Retype each entry below exactly as it stands.
###
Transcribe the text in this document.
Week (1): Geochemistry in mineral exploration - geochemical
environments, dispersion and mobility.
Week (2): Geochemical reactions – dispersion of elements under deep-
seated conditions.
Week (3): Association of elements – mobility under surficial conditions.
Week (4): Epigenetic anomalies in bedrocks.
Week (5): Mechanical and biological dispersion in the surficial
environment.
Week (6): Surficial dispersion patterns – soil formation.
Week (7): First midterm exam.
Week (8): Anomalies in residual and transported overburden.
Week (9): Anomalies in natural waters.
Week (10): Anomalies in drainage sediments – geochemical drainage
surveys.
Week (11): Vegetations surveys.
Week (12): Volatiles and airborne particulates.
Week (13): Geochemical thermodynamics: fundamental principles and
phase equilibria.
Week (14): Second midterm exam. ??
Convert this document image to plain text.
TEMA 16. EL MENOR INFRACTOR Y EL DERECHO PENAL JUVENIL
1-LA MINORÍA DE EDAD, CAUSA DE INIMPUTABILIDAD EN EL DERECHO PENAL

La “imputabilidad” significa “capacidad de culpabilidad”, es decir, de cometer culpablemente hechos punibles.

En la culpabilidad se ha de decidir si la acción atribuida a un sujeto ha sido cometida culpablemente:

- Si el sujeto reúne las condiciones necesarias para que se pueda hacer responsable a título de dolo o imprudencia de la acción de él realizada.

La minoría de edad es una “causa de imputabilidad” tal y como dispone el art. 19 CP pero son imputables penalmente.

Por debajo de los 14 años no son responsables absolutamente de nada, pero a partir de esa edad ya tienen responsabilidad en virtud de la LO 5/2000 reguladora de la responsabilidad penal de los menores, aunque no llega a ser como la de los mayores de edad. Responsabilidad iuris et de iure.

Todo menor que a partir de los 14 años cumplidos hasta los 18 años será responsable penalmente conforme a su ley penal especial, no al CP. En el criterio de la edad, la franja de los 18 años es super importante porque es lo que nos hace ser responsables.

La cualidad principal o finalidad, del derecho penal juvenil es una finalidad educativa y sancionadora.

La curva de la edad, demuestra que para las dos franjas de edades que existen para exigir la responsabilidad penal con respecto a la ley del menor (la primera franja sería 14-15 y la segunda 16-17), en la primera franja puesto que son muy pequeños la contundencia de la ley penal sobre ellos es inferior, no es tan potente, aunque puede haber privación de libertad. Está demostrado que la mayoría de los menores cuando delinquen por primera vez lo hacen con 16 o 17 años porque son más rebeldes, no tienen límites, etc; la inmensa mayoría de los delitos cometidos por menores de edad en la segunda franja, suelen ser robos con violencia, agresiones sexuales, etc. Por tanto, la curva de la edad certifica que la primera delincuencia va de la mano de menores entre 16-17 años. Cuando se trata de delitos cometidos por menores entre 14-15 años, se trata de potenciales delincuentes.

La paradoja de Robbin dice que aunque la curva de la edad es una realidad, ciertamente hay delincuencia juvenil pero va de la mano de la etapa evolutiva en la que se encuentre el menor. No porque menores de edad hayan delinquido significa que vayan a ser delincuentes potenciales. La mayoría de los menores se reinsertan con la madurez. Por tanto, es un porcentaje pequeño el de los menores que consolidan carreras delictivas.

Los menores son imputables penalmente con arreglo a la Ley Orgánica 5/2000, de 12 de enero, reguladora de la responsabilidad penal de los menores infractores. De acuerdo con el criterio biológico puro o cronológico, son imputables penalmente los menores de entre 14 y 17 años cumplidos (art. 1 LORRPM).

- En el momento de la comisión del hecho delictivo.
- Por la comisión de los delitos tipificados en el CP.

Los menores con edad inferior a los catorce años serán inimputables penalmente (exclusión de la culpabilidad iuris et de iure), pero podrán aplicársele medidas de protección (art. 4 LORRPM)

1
###
Problem solution:
Transcribe the text in this document.
Week (1): Geochemistry in mineral exploration - geochemical
environments, dispersion and mobility.
Week (2): Geochemical reactions – dispersion of elements under deep-
seated conditions.
Week (3): Association of elements – mobility under surficial conditions.
Week (4): Epigenetic anomalies in bedrocks.
Week (5): Mechanical and biological dispersion in the surficial
environment.
Week (6): Surficial dispersion patterns – soil formation.
Week (7): First midterm exam.
Week (8): Anomalies in residual and transported overburden.
Week (9): Anomalies in natural waters.
Week (10): Anomalies in drainage sediments – geochemical drainage
surveys.
Week (11): Vegetations surveys.
Week (12): Volatiles and airborne particulates.
Week (13): Geochemical thermodynamics: fundamental principles and
phase equilibria.
Week (14): Second midterm exam. ??
Convert this document image to plain text.
TEMA 16. EL MENOR INFRACTOR Y EL DERECHO PENAL JUVENIL
1-LA MINORÍA DE EDAD, CAUSA DE INIMPUTABILIDAD EN EL DERECHO PENAL

La “imputabilidad” significa “capacidad de culpabilidad”, es decir, de cometer culpablemente hechos punibles.

En la culpabilidad se ha de decidir si la acción atribuida a un sujeto ha sido cometida culpablemente:

- Si el sujeto reúne las condiciones necesarias para que se pueda hacer responsable a título de dolo o imprudencia de la acción de él realizada.

La minoría de edad es una “causa de imputabilidad” tal y como dispone el art. 19 CP pero son imputables penalmente.

Por debajo de los 14 años no son responsables absolutamente de nada, pero a partir de esa edad ya tienen responsabilidad en virtud de la LO 5/2000 reguladora de la responsabilidad penal de los menores, aunque no llega a ser como la de los mayores de edad. Responsabilidad iuris et de iure.

Todo menor que a partir de los 14 años cumplidos hasta los 18 años será responsable penalmente conforme a su ley penal especial, no al CP. En el criterio de la edad, la franja de los 18 años es super importante porque es lo que nos hace ser responsables.

La cualidad principal o finalidad, del derecho penal juvenil es una finalidad educativa y sancionadora.

La curva de la edad, demuestra que para las dos franjas de edades que existen para exigir la responsabilidad penal con respecto a la ley del menor (la primera franja sería 14-15 y la segunda 16-17), en la primera franja puesto que son muy pequeños la contundencia de la ley penal sobre ellos es inferior, no es tan potente, aunque puede haber privación de libertad. Está demostrado que la mayoría de los menores cuando delinquen por primera vez lo hacen con 16 o 17 años porque son más rebeldes, no tienen límites, etc; la inmensa mayoría de los delitos cometidos por menores de edad en la segunda franja, suelen ser robos con violencia, agresiones sexuales, etc. Por tanto, la curva de la edad certifica que la primera delincuencia va de la mano de menores entre 16-17 años. Cuando se trata de delitos cometidos por menores entre 14-15 años, se trata de potenciales delincuentes.

La paradoja de Robbin dice que aunque la curva de la edad es una realidad, ciertamente hay delincuencia juvenil pero va de la mano de la etapa evolutiva en la que se encuentre el menor. No porque menores de edad hayan delinquido significa que vayan a ser delincuentes potenciales. La mayoría de los menores se reinsertan con la madurez. Por tanto, es un porcentaje pequeño el de los menores que consolidan carreras delictivas.

Los menores son imputables penalmente con arreglo a la Ley Orgánica 5/2000, de 12 de enero, reguladora de la responsabilidad penal de los menores infractores. De acuerdo con el criterio biológico puro o cronológico, son imputables penalmente los menores de entre 14 y 17 años cumplidos (art. 1 LORRPM).

- En el momento de la comisión del hecho delictivo.
- Por la comisión de los delitos tipificados en el CP.

Los menores con edad inferior a los catorce años serán inimputables penalmente (exclusión de la culpabilidad iuris et de iure), pero podrán aplicársele medidas de protección (art. 4 LORRPM)

1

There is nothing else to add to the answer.